= Texto a ler =
-=-=-=-=-

Cumpre estas leis e poderás, pela calada,
desobedecer a todas as outras.
1. Inculca culpa na tua vítima. Convence-a de que é
responsável pelo que lhe está a acontecer. Se o fizeres, a tua tarefa estará
facilitada. Lembra-te: se aqui vítima há, és tu, cujas intenções são
“incompreendidas” pelos “ingratos e invejosos”.
2. Usa palavras mágicas: pátria, empreendedorismo,
sacrifício, futuro, reformas, construir, acreditar, inovação. Baralha-as numa
Bimby e faz bimbices. Se conseguires dizer sem te rires algo como “Pensar e
preparar o futuro do nosso país é proporcionar às gerações que nos irão suceder
as ferramentas adequadas para construir um Portugal diferente, num quadro de
qualidade, responsabilidade e inovação”, tens um lugar assegurado.
3. Diz que compreendes a insatisfação dos prejudicados e
concordas que, sim, têm razão, mas agora não pode ser nada. Justifica-te com a
burocracia, a qual és o primeiro a combater. Pede para adiarem o seu protesto,
que tu próprio reconheces como justo, “houve de facto erros, a corrigir no
futuro”, mas que em breve tudo se resolverá, se as pessoas tiverem “calma e paciência”
e souberem “aguardar discretamente”.
5. Usa factos. Não importa quais. E números. Muitos números.
Mostra gráficos. Sê firme, mesmo que não saibas o que estás a dizer. Não te
preocupes, com sorte o teu interlocutor não terá informação ou coragem para te
confrontar, e o risco de seres apanhado é inferior a 1,6% (número que acabo de
inventar, aliás). Quando te apresentarem factos contrários, responde que “são
casos isolados”. Simplifica ao absurdo mas, se necessário, foge na direcção
contrária, e diz que “a questão é demasiado complexa” para ser tratada “daquela
maneira” na praça pública.

-=-=-=-=-

= Conjunto de tarefas =
1. Enumera todas as "palavras mágicas" que o texto das leis manda usar.
2. Continua o texto das leis a partir da última frase.

= Dados fornecidos =
-=-=-=-=-

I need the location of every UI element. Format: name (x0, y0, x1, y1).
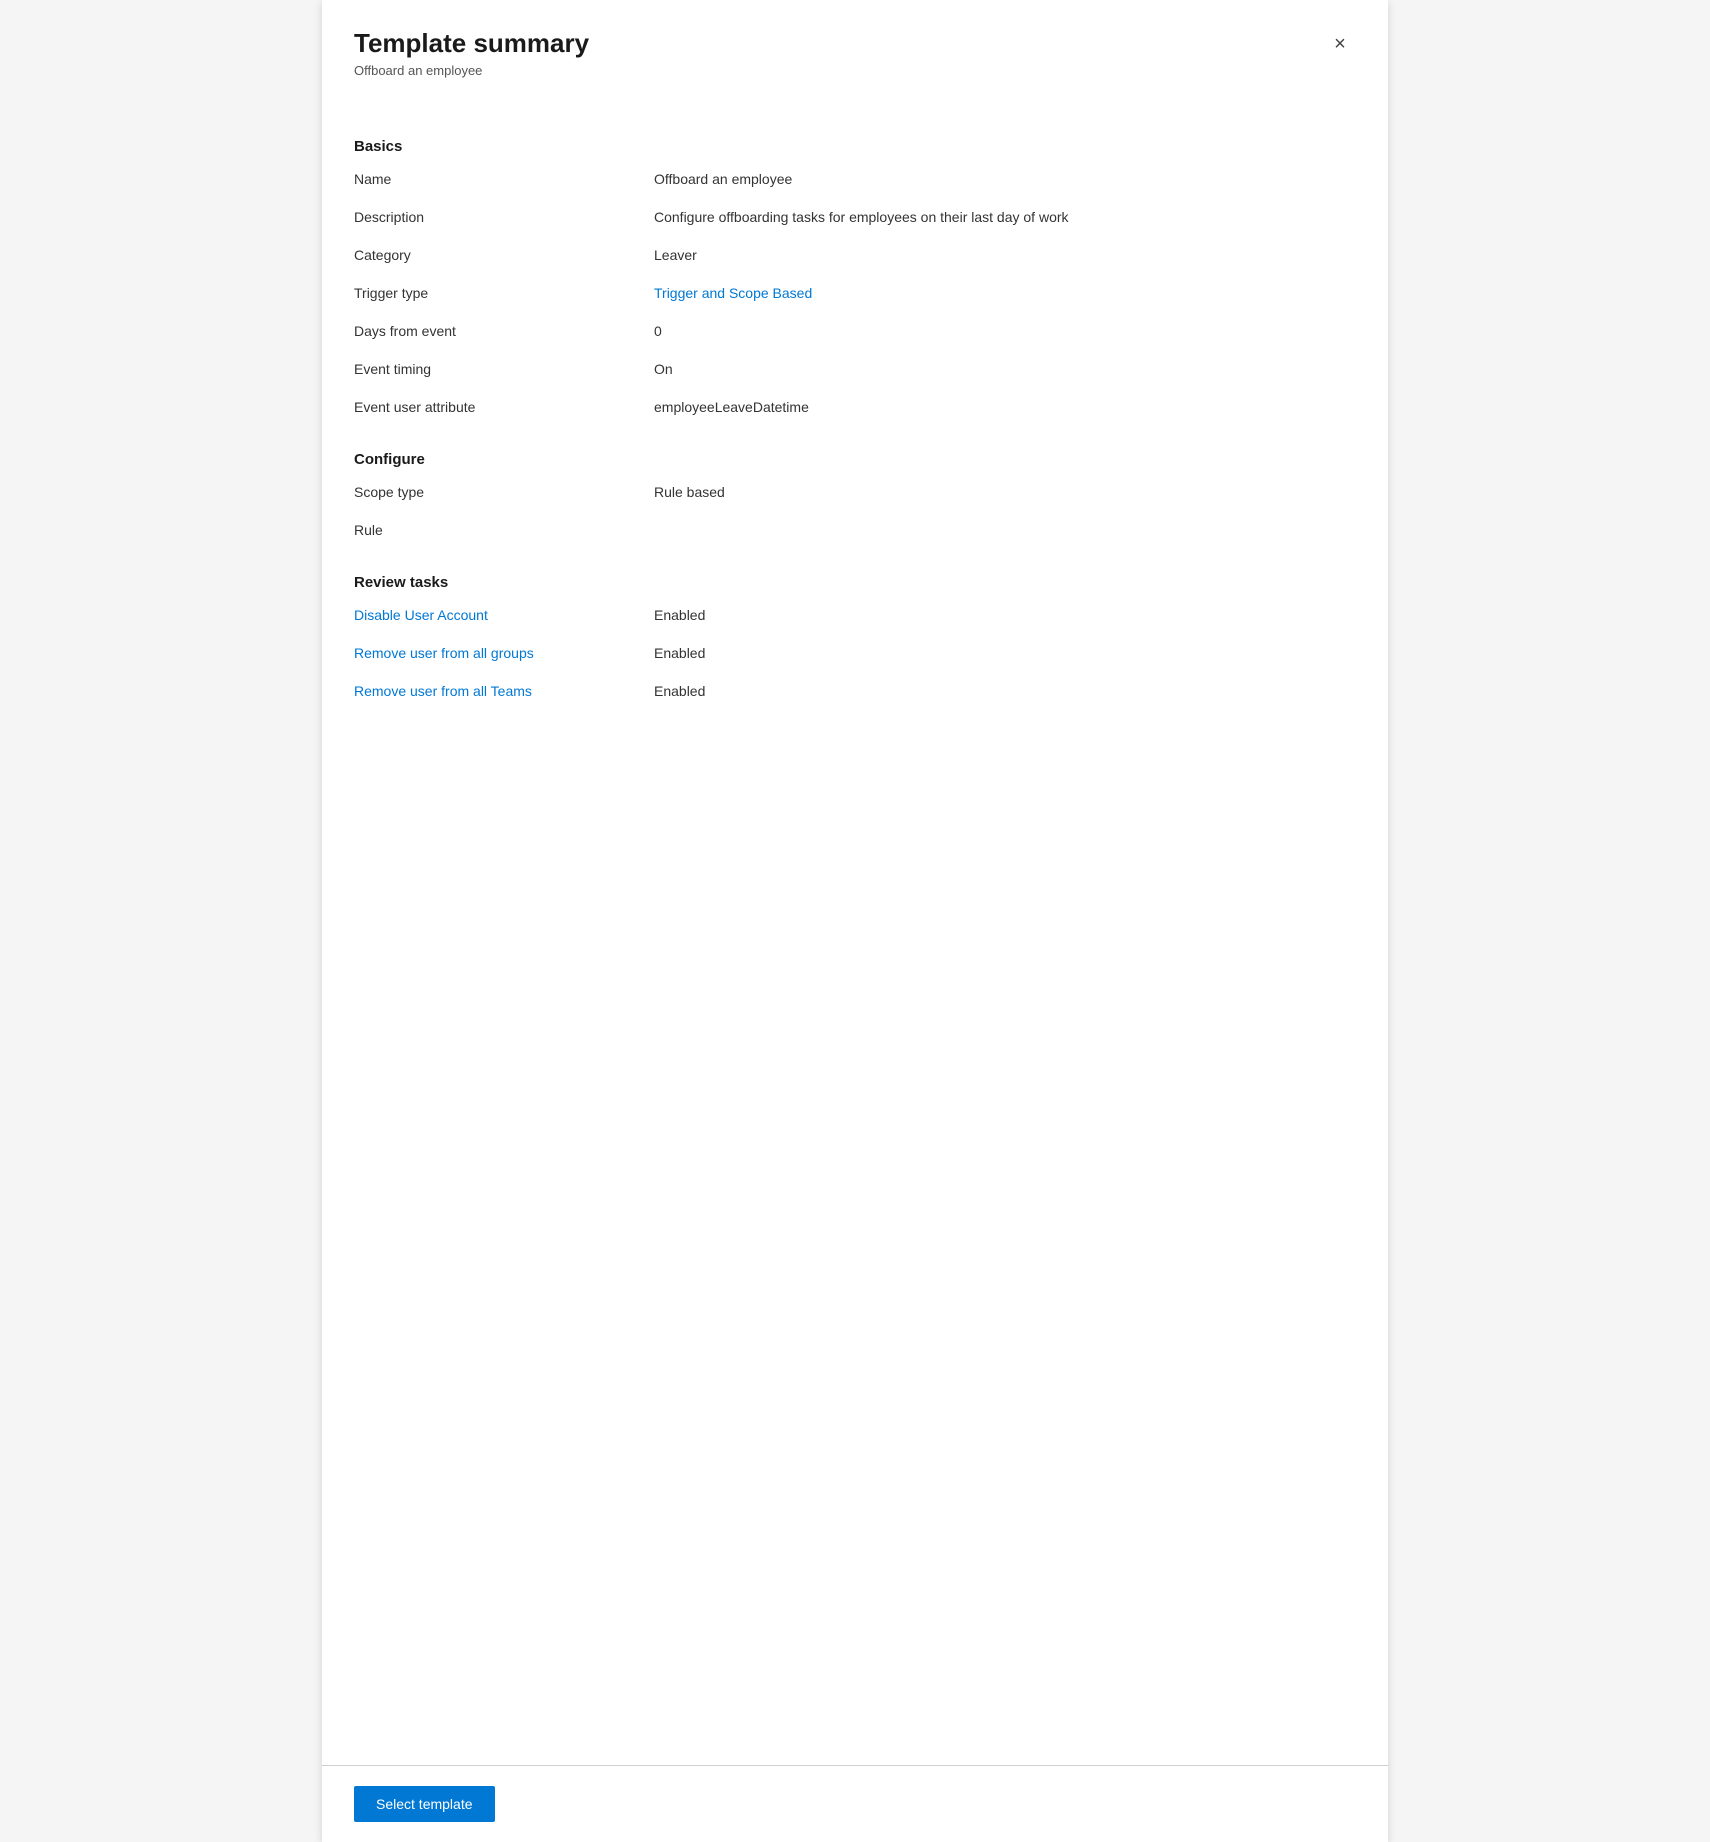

-=-=-=-=-

= Respostas por ordem =
1. pátria, empreendedorismo, sacrifício, futuro, reformas, construir, acreditar, inovação

2.
6. Chora lágrimas de crocodilo. Se não tiveres de crocodilo,
chora lágrimas de raposa, de hiena, de lobo com pele de cordeiro, de rato de
sacristia, de coelho à caçadora, de abutre, ou, na pior das hipóteses, de
“intensa e enorme emoção”, porque tu, “pessoa razoável e pragmática”, raramente
“cedes à emoção”, mas quando cedes ela é sempre intensa e enorme, porque tu és
assim e “assumes” com plenitude a plenitude da plenitude.
7. Sabes que a crise tem unicamente por função baixar “o
custo do trabalho”. Corrijo: também servirá para vender alguns anéis públicos,
e os dedos que a eles vierem colados. Só que baixar o custo do trabalho é a
prioridade. Infelizmente, não o podemos dizer desta maneira. Então mostra
compaixão, geme, condói-te, solidariza-te, “compreende”. Etc. Faz como te digo
e vais ver que tudo corre bem.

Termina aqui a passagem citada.